> Stated task
Write out the listing below exactly, and omit any images you find in it.

> Material for the task
________________
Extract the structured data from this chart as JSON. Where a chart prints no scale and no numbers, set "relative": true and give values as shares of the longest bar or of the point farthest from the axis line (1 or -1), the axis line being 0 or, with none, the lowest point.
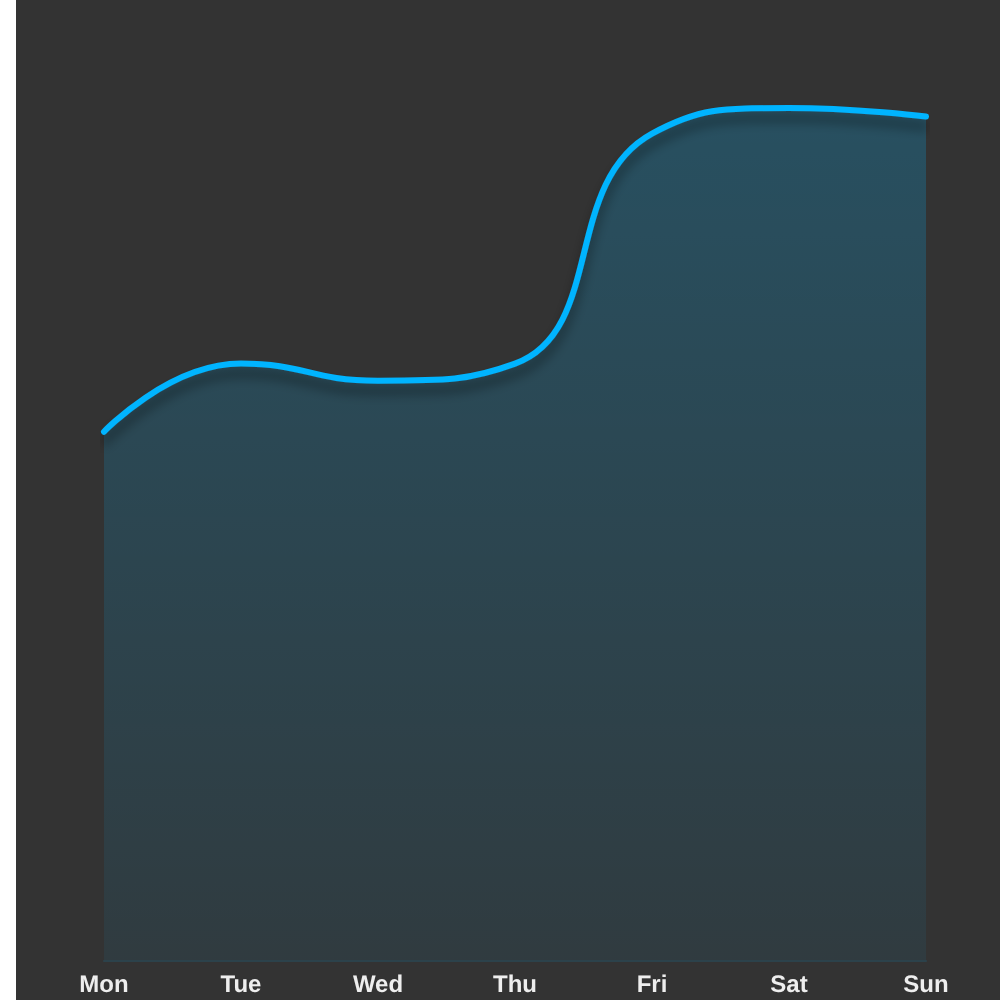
{
  "chart_data": {
    "type": "area",
    "relative": true,
    "categories": [
      "Mon",
      "Tue",
      "Wed",
      "Thu",
      "Fri",
      "Sat",
      "Sun"
    ],
    "values": [
      0.62,
      0.7,
      0.68,
      0.7,
      0.97,
      1,
      0.99
    ],
    "color": "#00b4ff",
    "marker": "none",
    "line_style": "solid",
    "grid": false
  }
}
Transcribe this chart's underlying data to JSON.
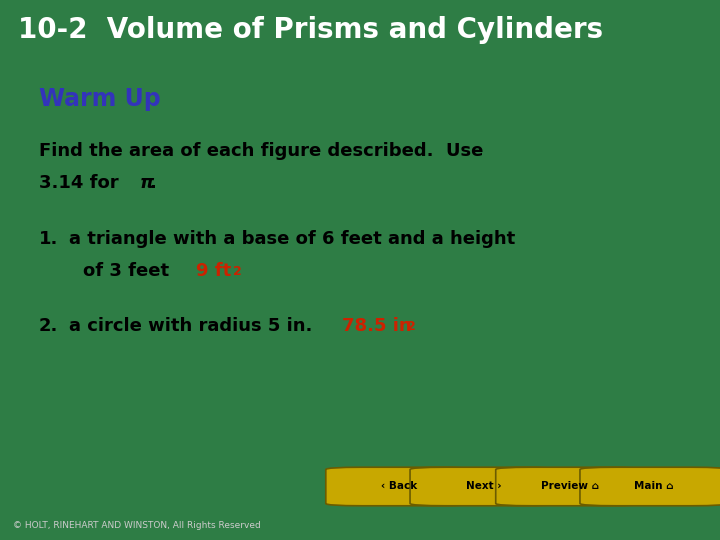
{
  "title": "10-2  Volume of Prisms and Cylinders",
  "title_bg": "#1a1a2e",
  "title_color": "#ffffff",
  "title_fontsize": 20,
  "slide_bg": "#ffffff",
  "outer_bg": "#2e7d45",
  "warm_up_label": "Warm Up",
  "warm_up_color": "#3333bb",
  "warm_up_fontsize": 17,
  "body_fontsize": 13,
  "answer_color": "#cc2200",
  "footer_text": "© HOLT, RINEHART AND WINSTON, All Rights Reserved",
  "footer_bg": "#111111",
  "footer_color": "#cccccc",
  "button_color": "#c8a800",
  "button_labels": [
    "‹ Back",
    "Next ›",
    "Preview ⌂",
    "Main ⌂"
  ],
  "nav_bg": "#2e7d45"
}
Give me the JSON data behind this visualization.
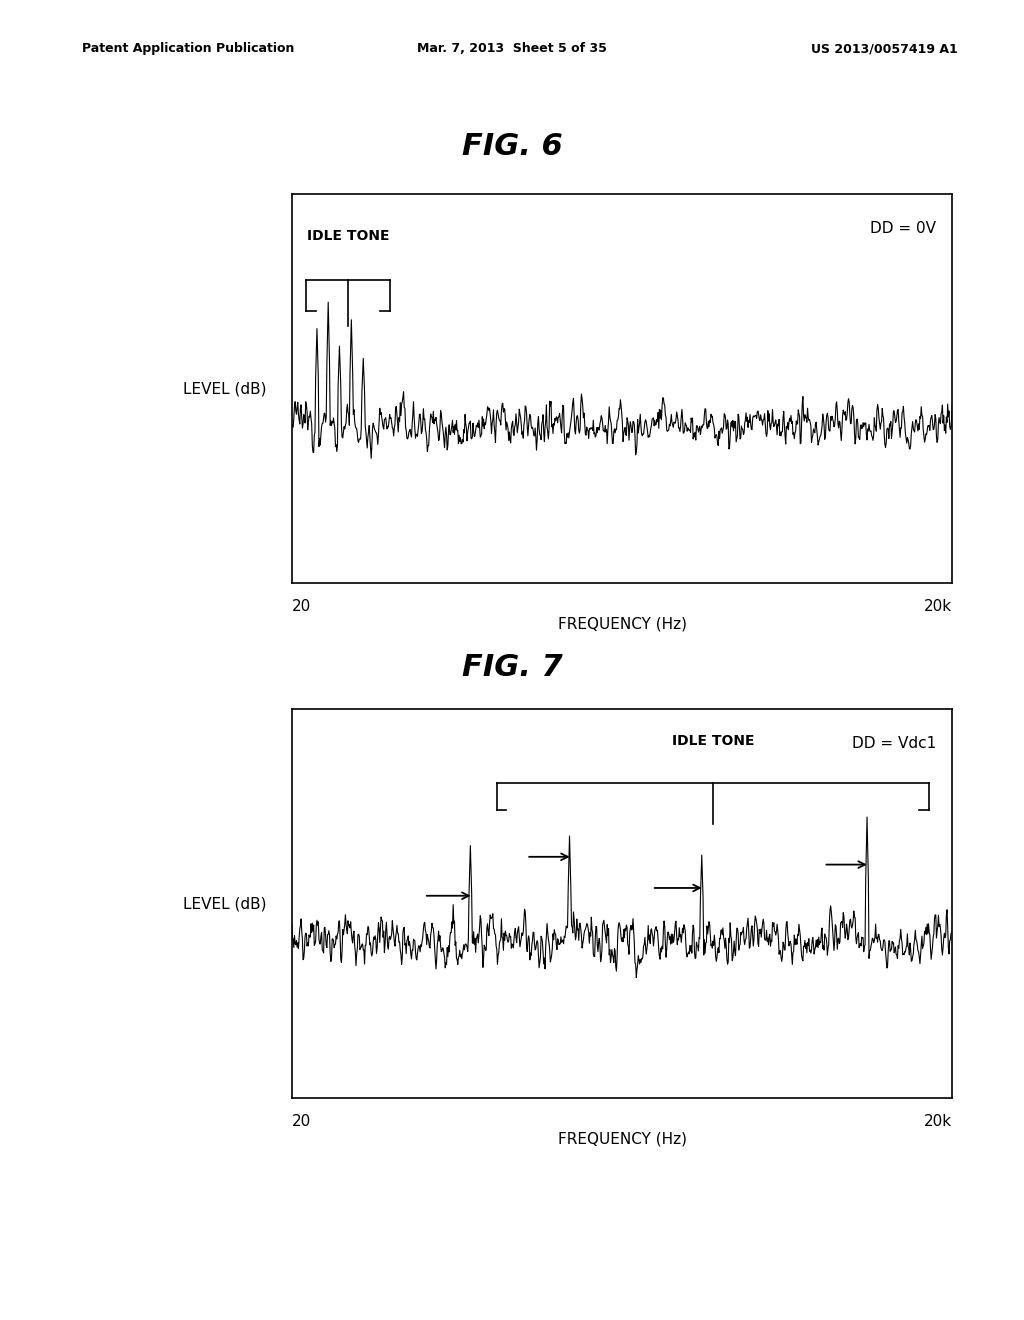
{
  "bg_color": "#ffffff",
  "header_left": "Patent Application Publication",
  "header_mid": "Mar. 7, 2013  Sheet 5 of 35",
  "header_right": "US 2013/0057419 A1",
  "fig6_title": "FIG. 6",
  "fig7_title": "FIG. 7",
  "xlabel": "FREQUENCY (Hz)",
  "ylabel": "LEVEL (dB)",
  "x_left_label": "20",
  "x_right_label": "20k",
  "fig6_annotation": "DD = 0V",
  "fig7_annotation": "DD = Vdc1",
  "idle_tone_label": "IDLE TONE",
  "line_color": "#000000",
  "axis_color": "#000000",
  "header_fontsize": 9,
  "fig_title_fontsize": 22,
  "label_fontsize": 11,
  "annotation_fontsize": 11
}
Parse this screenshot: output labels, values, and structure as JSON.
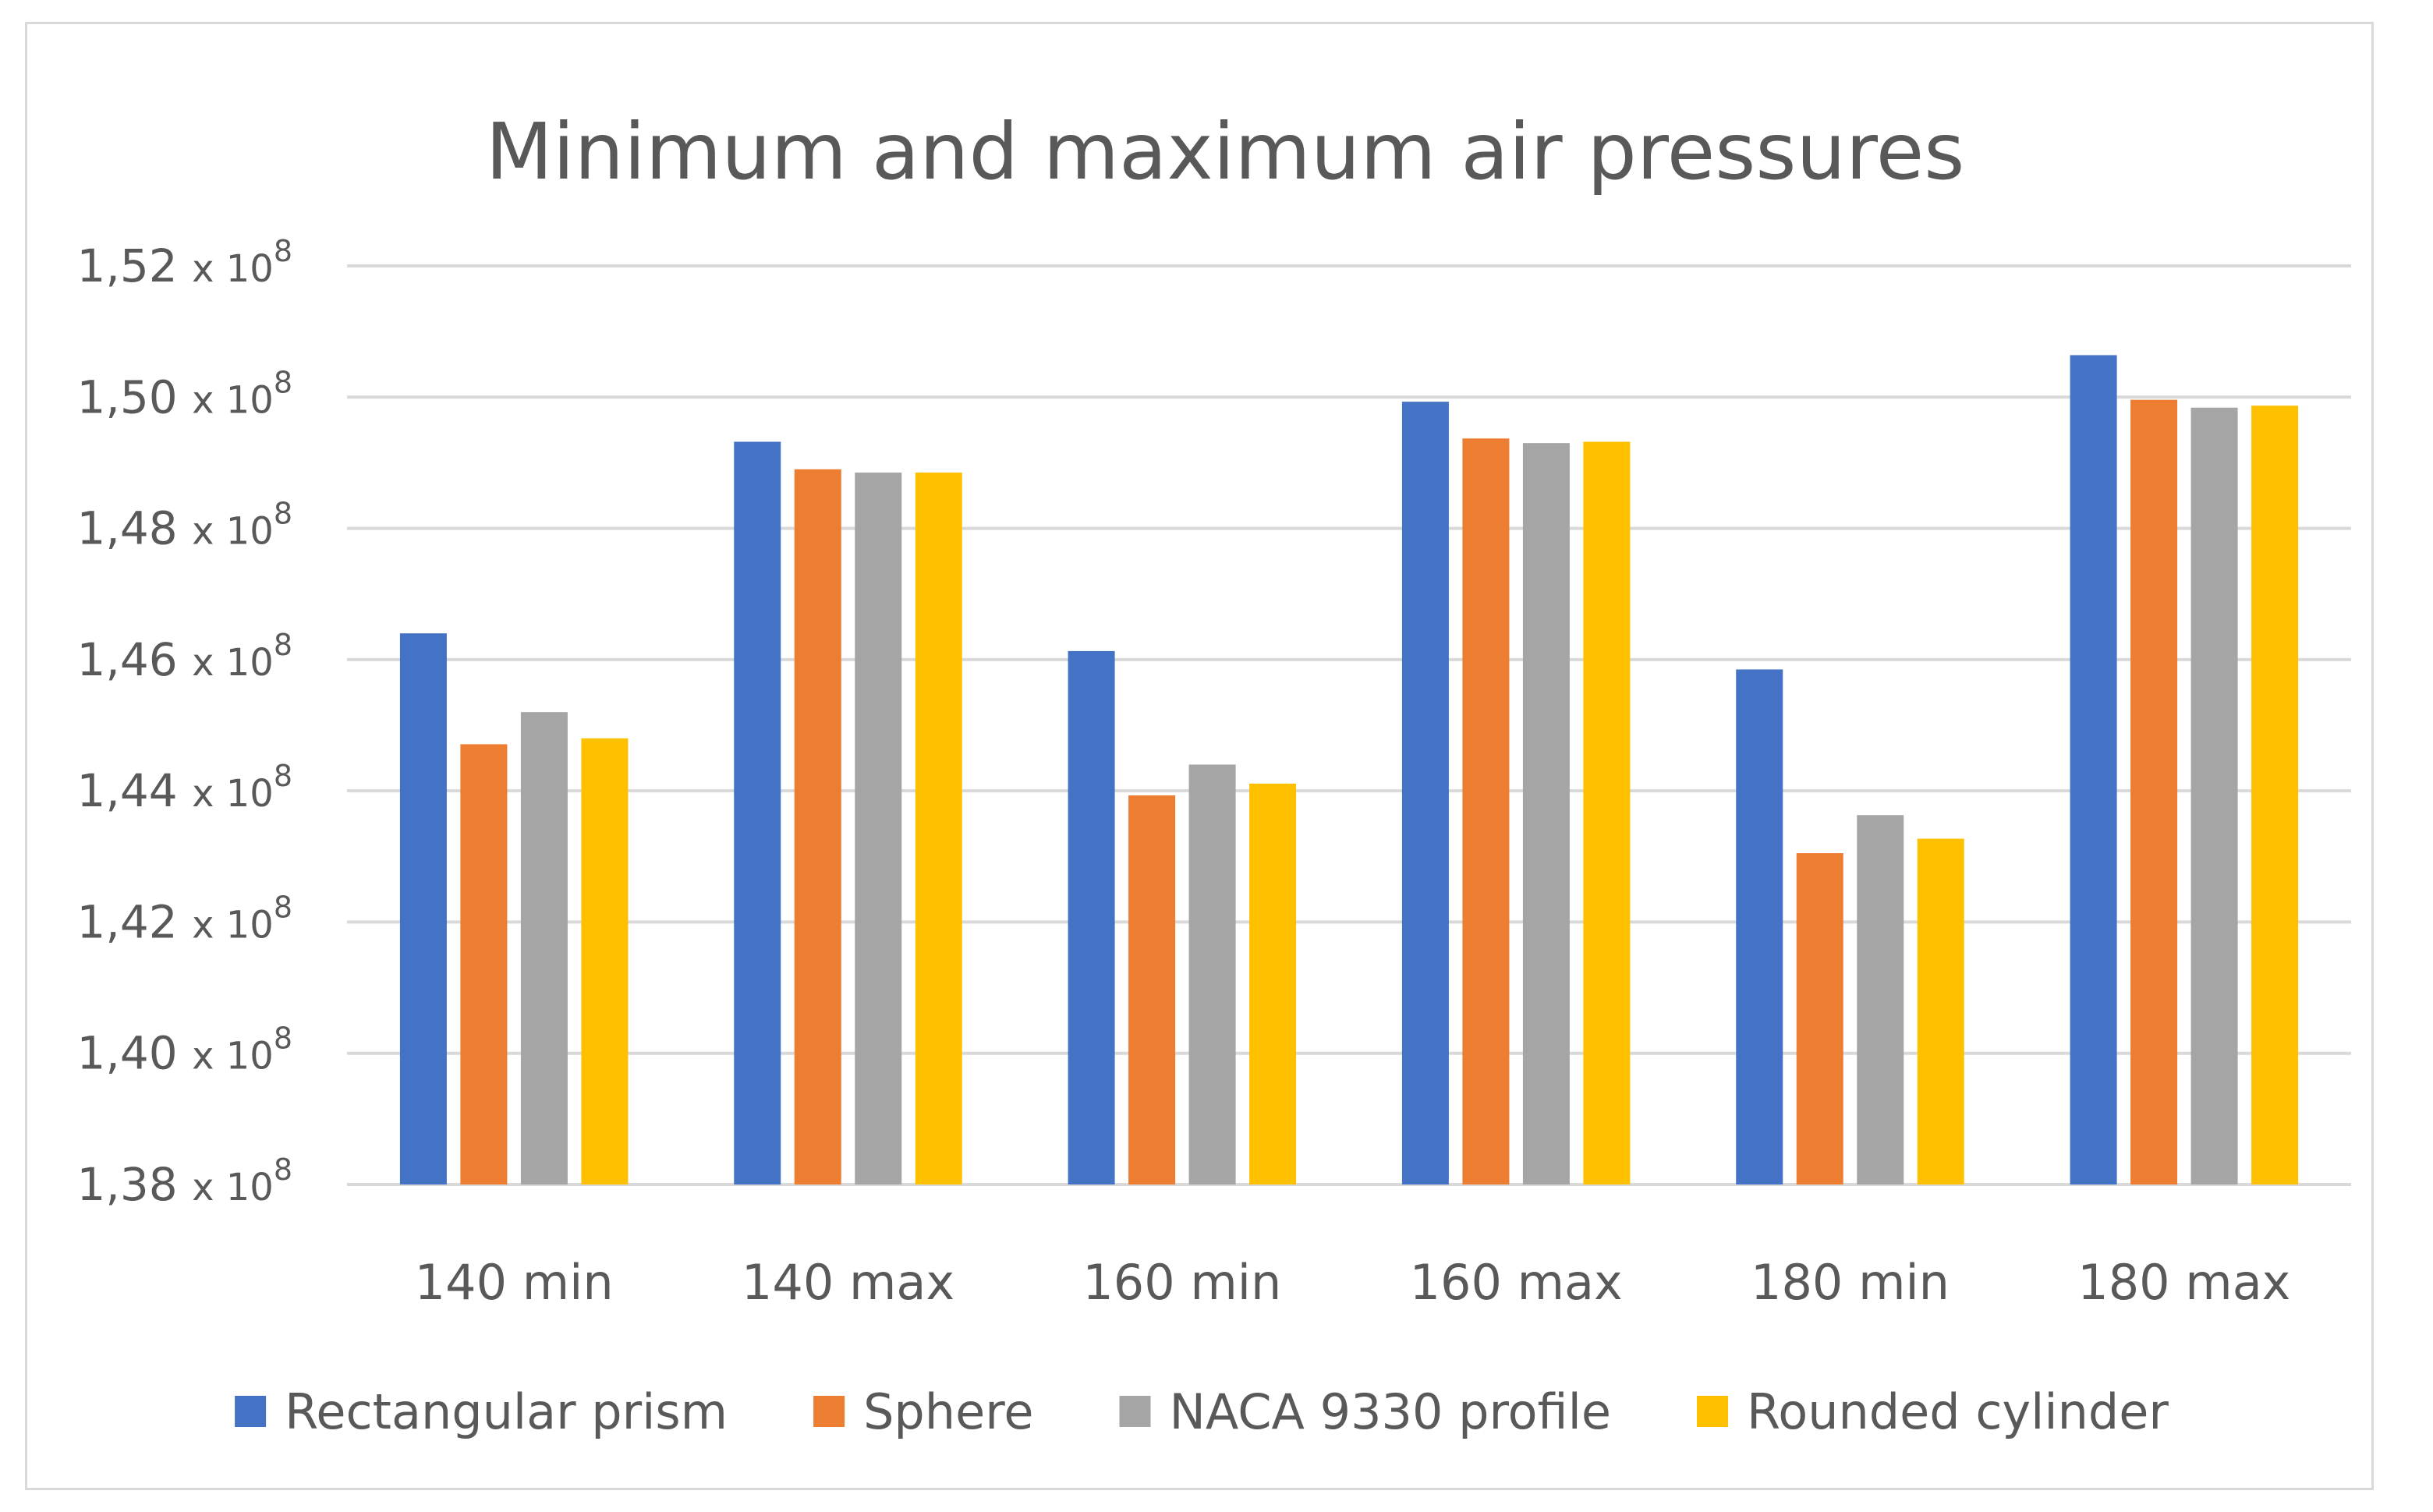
{
  "chart_data": {
    "type": "bar",
    "title": "Minimum and maximum air pressures",
    "xlabel": "",
    "ylabel": "",
    "categories": [
      "140 min",
      "140 max",
      "160 min",
      "160 max",
      "180 min",
      "180 max"
    ],
    "series": [
      {
        "name": "Rectangular prism",
        "color": "#4472c4",
        "values": [
          146400000,
          149320000,
          146130000,
          149930000,
          145850000,
          150640000
        ]
      },
      {
        "name": "Sphere",
        "color": "#ed7d31",
        "values": [
          144710000,
          148900000,
          143930000,
          149370000,
          143050000,
          149960000
        ]
      },
      {
        "name": "NACA 9330 profile",
        "color": "#a5a5a5",
        "values": [
          145200000,
          148850000,
          144400000,
          149300000,
          143630000,
          149840000
        ]
      },
      {
        "name": "Rounded cylinder",
        "color": "#ffc000",
        "values": [
          144800000,
          148850000,
          144110000,
          149320000,
          143270000,
          149870000
        ]
      }
    ],
    "ylim": [
      138000000,
      152000000
    ],
    "yticks": [
      {
        "mantissa": "1,38",
        "base": "x 10",
        "exp": "8"
      },
      {
        "mantissa": "1,40",
        "base": "x 10",
        "exp": "8"
      },
      {
        "mantissa": "1,42",
        "base": "x 10",
        "exp": "8"
      },
      {
        "mantissa": "1,44",
        "base": "x 10",
        "exp": "8"
      },
      {
        "mantissa": "1,46",
        "base": "x 10",
        "exp": "8"
      },
      {
        "mantissa": "1,48",
        "base": "x 10",
        "exp": "8"
      },
      {
        "mantissa": "1,50",
        "base": "x 10",
        "exp": "8"
      },
      {
        "mantissa": "1,52",
        "base": "x 10",
        "exp": "8"
      }
    ],
    "grid": true,
    "legend": "bottom"
  }
}
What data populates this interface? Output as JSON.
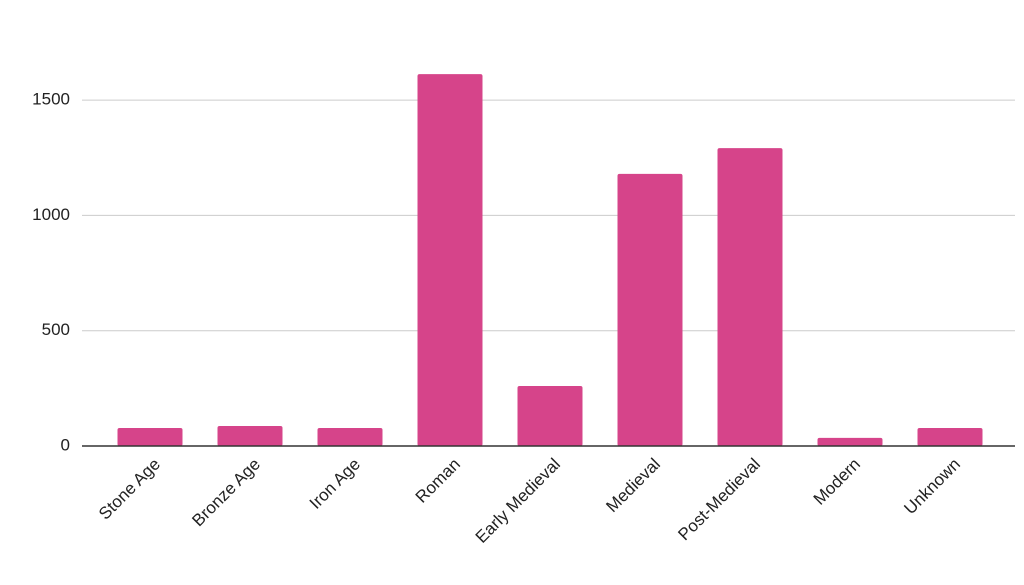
________________
> Written solution
Extract the structured data from this chart as JSON. Where a chart prints no scale and no numbers, set "relative": true and give values as shares of the longest bar or of the point farthest from the axis line (1 or -1), the axis line being 0 or, with none, the lowest point.
{
  "chart_data": {
    "type": "area",
    "relative": true,
    "categories": [
      "Mon",
      "Tue",
      "Wed",
      "Thu",
      "Fri",
      "Sat",
      "Sun"
    ],
    "values": [
      0.62,
      0.7,
      0.68,
      0.7,
      0.97,
      1,
      0.99
    ],
    "color": "#00b4ff",
    "marker": "none",
    "line_style": "solid",
    "grid": false
  }
}
Transcribe this chart's underlying data to JSON.
{
  "title": "10-2  Volume of Prisms and Cylinders",
  "title_bg": "#1a1a2e",
  "title_color": "#ffffff",
  "title_fontsize": 20,
  "slide_bg": "#ffffff",
  "outer_bg": "#2e7d45",
  "warm_up_label": "Warm Up",
  "warm_up_color": "#3333bb",
  "warm_up_fontsize": 17,
  "body_fontsize": 13,
  "answer_color": "#cc2200",
  "footer_text": "© HOLT, RINEHART AND WINSTON, All Rights Reserved",
  "footer_bg": "#111111",
  "footer_color": "#cccccc",
  "button_color": "#c8a800",
  "button_labels": [
    "‹ Back",
    "Next ›",
    "Preview ⌂",
    "Main ⌂"
  ],
  "nav_bg": "#2e7d45"
}
Give me the JSON data behind this visualization.
{
  "bg_color": "#ffffff",
  "header_left": "Patent Application Publication",
  "header_mid": "Mar. 7, 2013  Sheet 5 of 35",
  "header_right": "US 2013/0057419 A1",
  "fig6_title": "FIG. 6",
  "fig7_title": "FIG. 7",
  "xlabel": "FREQUENCY (Hz)",
  "ylabel": "LEVEL (dB)",
  "x_left_label": "20",
  "x_right_label": "20k",
  "fig6_annotation": "DD = 0V",
  "fig7_annotation": "DD = Vdc1",
  "idle_tone_label": "IDLE TONE",
  "line_color": "#000000",
  "axis_color": "#000000",
  "header_fontsize": 9,
  "fig_title_fontsize": 22,
  "label_fontsize": 11,
  "annotation_fontsize": 11
}
Parse this screenshot: output labels, values, and structure as JSON.
{
  "chart_data": {
    "type": "bar",
    "title": "Minimum and maximum air pressures",
    "xlabel": "",
    "ylabel": "",
    "categories": [
      "140 min",
      "140 max",
      "160 min",
      "160 max",
      "180 min",
      "180 max"
    ],
    "series": [
      {
        "name": "Rectangular prism",
        "color": "#4472c4",
        "values": [
          146400000,
          149320000,
          146130000,
          149930000,
          145850000,
          150640000
        ]
      },
      {
        "name": "Sphere",
        "color": "#ed7d31",
        "values": [
          144710000,
          148900000,
          143930000,
          149370000,
          143050000,
          149960000
        ]
      },
      {
        "name": "NACA 9330 profile",
        "color": "#a5a5a5",
        "values": [
          145200000,
          148850000,
          144400000,
          149300000,
          143630000,
          149840000
        ]
      },
      {
        "name": "Rounded cylinder",
        "color": "#ffc000",
        "values": [
          144800000,
          148850000,
          144110000,
          149320000,
          143270000,
          149870000
        ]
      }
    ],
    "ylim": [
      138000000,
      152000000
    ],
    "yticks": [
      {
        "mantissa": "1,38",
        "base": "x 10",
        "exp": "8"
      },
      {
        "mantissa": "1,40",
        "base": "x 10",
        "exp": "8"
      },
      {
        "mantissa": "1,42",
        "base": "x 10",
        "exp": "8"
      },
      {
        "mantissa": "1,44",
        "base": "x 10",
        "exp": "8"
      },
      {
        "mantissa": "1,46",
        "base": "x 10",
        "exp": "8"
      },
      {
        "mantissa": "1,48",
        "base": "x 10",
        "exp": "8"
      },
      {
        "mantissa": "1,50",
        "base": "x 10",
        "exp": "8"
      },
      {
        "mantissa": "1,52",
        "base": "x 10",
        "exp": "8"
      }
    ],
    "grid": true,
    "legend": "bottom"
  }
}
What data populates this interface? Output as JSON.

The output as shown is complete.